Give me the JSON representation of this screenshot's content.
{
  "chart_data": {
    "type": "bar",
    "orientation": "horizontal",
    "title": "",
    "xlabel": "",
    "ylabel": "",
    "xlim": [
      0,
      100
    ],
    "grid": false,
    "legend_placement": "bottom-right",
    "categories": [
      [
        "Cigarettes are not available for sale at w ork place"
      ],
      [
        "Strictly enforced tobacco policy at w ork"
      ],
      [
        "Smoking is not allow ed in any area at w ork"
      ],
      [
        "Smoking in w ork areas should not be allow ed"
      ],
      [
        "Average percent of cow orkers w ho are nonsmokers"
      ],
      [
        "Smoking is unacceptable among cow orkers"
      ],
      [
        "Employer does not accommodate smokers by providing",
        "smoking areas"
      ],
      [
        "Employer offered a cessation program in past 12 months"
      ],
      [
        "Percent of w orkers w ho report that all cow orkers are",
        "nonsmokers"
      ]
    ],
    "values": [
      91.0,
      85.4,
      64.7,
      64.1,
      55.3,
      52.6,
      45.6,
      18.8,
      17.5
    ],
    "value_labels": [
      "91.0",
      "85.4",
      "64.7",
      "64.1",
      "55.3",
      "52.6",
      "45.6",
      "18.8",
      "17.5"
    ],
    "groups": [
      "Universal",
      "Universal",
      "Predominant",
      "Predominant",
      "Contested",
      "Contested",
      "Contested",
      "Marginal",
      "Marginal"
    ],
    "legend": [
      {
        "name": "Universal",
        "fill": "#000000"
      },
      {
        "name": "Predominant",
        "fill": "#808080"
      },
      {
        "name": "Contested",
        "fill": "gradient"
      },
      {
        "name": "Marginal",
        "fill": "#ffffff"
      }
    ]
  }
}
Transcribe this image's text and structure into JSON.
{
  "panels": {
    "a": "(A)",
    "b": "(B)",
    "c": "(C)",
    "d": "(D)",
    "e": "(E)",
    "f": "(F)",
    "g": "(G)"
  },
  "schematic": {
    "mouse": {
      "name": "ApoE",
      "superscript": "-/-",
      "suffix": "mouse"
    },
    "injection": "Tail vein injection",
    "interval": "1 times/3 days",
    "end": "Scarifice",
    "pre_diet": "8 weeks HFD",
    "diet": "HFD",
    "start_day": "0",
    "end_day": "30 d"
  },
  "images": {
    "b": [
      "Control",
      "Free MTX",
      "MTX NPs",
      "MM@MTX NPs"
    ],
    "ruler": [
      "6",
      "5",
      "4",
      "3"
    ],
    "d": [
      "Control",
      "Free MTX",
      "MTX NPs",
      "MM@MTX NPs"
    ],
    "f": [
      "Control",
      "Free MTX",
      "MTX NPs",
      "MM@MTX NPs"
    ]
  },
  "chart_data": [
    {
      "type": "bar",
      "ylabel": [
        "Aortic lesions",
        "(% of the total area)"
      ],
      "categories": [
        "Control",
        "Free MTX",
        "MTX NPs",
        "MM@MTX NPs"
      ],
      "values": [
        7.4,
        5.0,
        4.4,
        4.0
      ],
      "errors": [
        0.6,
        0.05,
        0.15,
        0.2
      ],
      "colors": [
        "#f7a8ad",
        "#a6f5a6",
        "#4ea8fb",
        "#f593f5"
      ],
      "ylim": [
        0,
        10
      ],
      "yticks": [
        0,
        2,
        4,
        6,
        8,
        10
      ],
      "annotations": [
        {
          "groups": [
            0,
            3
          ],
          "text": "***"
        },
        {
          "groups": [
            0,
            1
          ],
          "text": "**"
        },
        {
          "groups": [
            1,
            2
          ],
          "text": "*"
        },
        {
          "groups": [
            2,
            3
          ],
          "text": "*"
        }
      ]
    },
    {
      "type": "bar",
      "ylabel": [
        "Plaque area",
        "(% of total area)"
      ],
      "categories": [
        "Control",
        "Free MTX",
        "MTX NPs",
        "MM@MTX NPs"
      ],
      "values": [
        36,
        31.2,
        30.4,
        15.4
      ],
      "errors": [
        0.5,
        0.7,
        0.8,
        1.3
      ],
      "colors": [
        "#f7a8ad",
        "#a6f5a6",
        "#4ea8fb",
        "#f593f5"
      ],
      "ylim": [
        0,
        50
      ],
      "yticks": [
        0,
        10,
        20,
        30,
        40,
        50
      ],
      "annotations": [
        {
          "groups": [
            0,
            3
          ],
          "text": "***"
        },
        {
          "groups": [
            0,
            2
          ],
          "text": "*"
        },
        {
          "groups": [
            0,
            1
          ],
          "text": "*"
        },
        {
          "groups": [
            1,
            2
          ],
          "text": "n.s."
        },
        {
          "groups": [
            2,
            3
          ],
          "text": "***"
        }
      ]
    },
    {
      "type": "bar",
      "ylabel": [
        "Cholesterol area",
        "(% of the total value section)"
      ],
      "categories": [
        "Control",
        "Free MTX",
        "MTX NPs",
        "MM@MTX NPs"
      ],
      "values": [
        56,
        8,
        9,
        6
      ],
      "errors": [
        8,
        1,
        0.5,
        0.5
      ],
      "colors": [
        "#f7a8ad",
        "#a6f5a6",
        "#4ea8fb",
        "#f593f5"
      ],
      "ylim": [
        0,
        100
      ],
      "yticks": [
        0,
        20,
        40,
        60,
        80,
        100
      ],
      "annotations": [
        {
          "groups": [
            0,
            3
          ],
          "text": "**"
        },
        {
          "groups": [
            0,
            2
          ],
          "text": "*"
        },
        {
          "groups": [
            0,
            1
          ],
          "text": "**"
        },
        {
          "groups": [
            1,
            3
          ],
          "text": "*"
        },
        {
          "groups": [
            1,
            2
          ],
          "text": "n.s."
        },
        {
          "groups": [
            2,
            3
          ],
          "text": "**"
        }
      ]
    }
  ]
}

■ ■ ■ ■

## What you will do
Repeat the records above exactly as they appear.

## Correct result
Give me the JSON representation of this screenshot's content.
{
  "chart_data": {
    "type": "bar",
    "orientation": "horizontal",
    "title": "",
    "xlabel": "",
    "ylabel": "",
    "xlim": [
      0,
      100
    ],
    "grid": false,
    "legend_placement": "bottom-right",
    "categories": [
      [
        "Cigarettes are not available for sale at w ork place"
      ],
      [
        "Strictly enforced tobacco policy at w ork"
      ],
      [
        "Smoking is not allow ed in any area at w ork"
      ],
      [
        "Smoking in w ork areas should not be allow ed"
      ],
      [
        "Average percent of cow orkers w ho are nonsmokers"
      ],
      [
        "Smoking is unacceptable among cow orkers"
      ],
      [
        "Employer does not accommodate smokers by providing",
        "smoking areas"
      ],
      [
        "Employer offered a cessation program in past 12 months"
      ],
      [
        "Percent of w orkers w ho report that all cow orkers are",
        "nonsmokers"
      ]
    ],
    "values": [
      91.0,
      85.4,
      64.7,
      64.1,
      55.3,
      52.6,
      45.6,
      18.8,
      17.5
    ],
    "value_labels": [
      "91.0",
      "85.4",
      "64.7",
      "64.1",
      "55.3",
      "52.6",
      "45.6",
      "18.8",
      "17.5"
    ],
    "groups": [
      "Universal",
      "Universal",
      "Predominant",
      "Predominant",
      "Contested",
      "Contested",
      "Contested",
      "Marginal",
      "Marginal"
    ],
    "legend": [
      {
        "name": "Universal",
        "fill": "#000000"
      },
      {
        "name": "Predominant",
        "fill": "#808080"
      },
      {
        "name": "Contested",
        "fill": "gradient"
      },
      {
        "name": "Marginal",
        "fill": "#ffffff"
      }
    ]
  }
}
Transcribe this image's text and structure into JSON.
{
  "panels": {
    "a": "(A)",
    "b": "(B)",
    "c": "(C)",
    "d": "(D)",
    "e": "(E)",
    "f": "(F)",
    "g": "(G)"
  },
  "schematic": {
    "mouse": {
      "name": "ApoE",
      "superscript": "-/-",
      "suffix": "mouse"
    },
    "injection": "Tail vein injection",
    "interval": "1 times/3 days",
    "end": "Scarifice",
    "pre_diet": "8 weeks HFD",
    "diet": "HFD",
    "start_day": "0",
    "end_day": "30 d"
  },
  "images": {
    "b": [
      "Control",
      "Free MTX",
      "MTX NPs",
      "MM@MTX NPs"
    ],
    "ruler": [
      "6",
      "5",
      "4",
      "3"
    ],
    "d": [
      "Control",
      "Free MTX",
      "MTX NPs",
      "MM@MTX NPs"
    ],
    "f": [
      "Control",
      "Free MTX",
      "MTX NPs",
      "MM@MTX NPs"
    ]
  },
  "chart_data": [
    {
      "type": "bar",
      "ylabel": [
        "Aortic lesions",
        "(% of the total area)"
      ],
      "categories": [
        "Control",
        "Free MTX",
        "MTX NPs",
        "MM@MTX NPs"
      ],
      "values": [
        7.4,
        5.0,
        4.4,
        4.0
      ],
      "errors": [
        0.6,
        0.05,
        0.15,
        0.2
      ],
      "colors": [
        "#f7a8ad",
        "#a6f5a6",
        "#4ea8fb",
        "#f593f5"
      ],
      "ylim": [
        0,
        10
      ],
      "yticks": [
        0,
        2,
        4,
        6,
        8,
        10
      ],
      "annotations": [
        {
          "groups": [
            0,
            3
          ],
          "text": "***"
        },
        {
          "groups": [
            0,
            1
          ],
          "text": "**"
        },
        {
          "groups": [
            1,
            2
          ],
          "text": "*"
        },
        {
          "groups": [
            2,
            3
          ],
          "text": "*"
        }
      ]
    },
    {
      "type": "bar",
      "ylabel": [
        "Plaque area",
        "(% of total area)"
      ],
      "categories": [
        "Control",
        "Free MTX",
        "MTX NPs",
        "MM@MTX NPs"
      ],
      "values": [
        36,
        31.2,
        30.4,
        15.4
      ],
      "errors": [
        0.5,
        0.7,
        0.8,
        1.3
      ],
      "colors": [
        "#f7a8ad",
        "#a6f5a6",
        "#4ea8fb",
        "#f593f5"
      ],
      "ylim": [
        0,
        50
      ],
      "yticks": [
        0,
        10,
        20,
        30,
        40,
        50
      ],
      "annotations": [
        {
          "groups": [
            0,
            3
          ],
          "text": "***"
        },
        {
          "groups": [
            0,
            2
          ],
          "text": "*"
        },
        {
          "groups": [
            0,
            1
          ],
          "text": "*"
        },
        {
          "groups": [
            1,
            2
          ],
          "text": "n.s."
        },
        {
          "groups": [
            2,
            3
          ],
          "text": "***"
        }
      ]
    },
    {
      "type": "bar",
      "ylabel": [
        "Cholesterol area",
        "(% of the total value section)"
      ],
      "categories": [
        "Control",
        "Free MTX",
        "MTX NPs",
        "MM@MTX NPs"
      ],
      "values": [
        56,
        8,
        9,
        6
      ],
      "errors": [
        8,
        1,
        0.5,
        0.5
      ],
      "colors": [
        "#f7a8ad",
        "#a6f5a6",
        "#4ea8fb",
        "#f593f5"
      ],
      "ylim": [
        0,
        100
      ],
      "yticks": [
        0,
        20,
        40,
        60,
        80,
        100
      ],
      "annotations": [
        {
          "groups": [
            0,
            3
          ],
          "text": "**"
        },
        {
          "groups": [
            0,
            2
          ],
          "text": "*"
        },
        {
          "groups": [
            0,
            1
          ],
          "text": "**"
        },
        {
          "groups": [
            1,
            3
          ],
          "text": "*"
        },
        {
          "groups": [
            1,
            2
          ],
          "text": "n.s."
        },
        {
          "groups": [
            2,
            3
          ],
          "text": "**"
        }
      ]
    }
  ]
}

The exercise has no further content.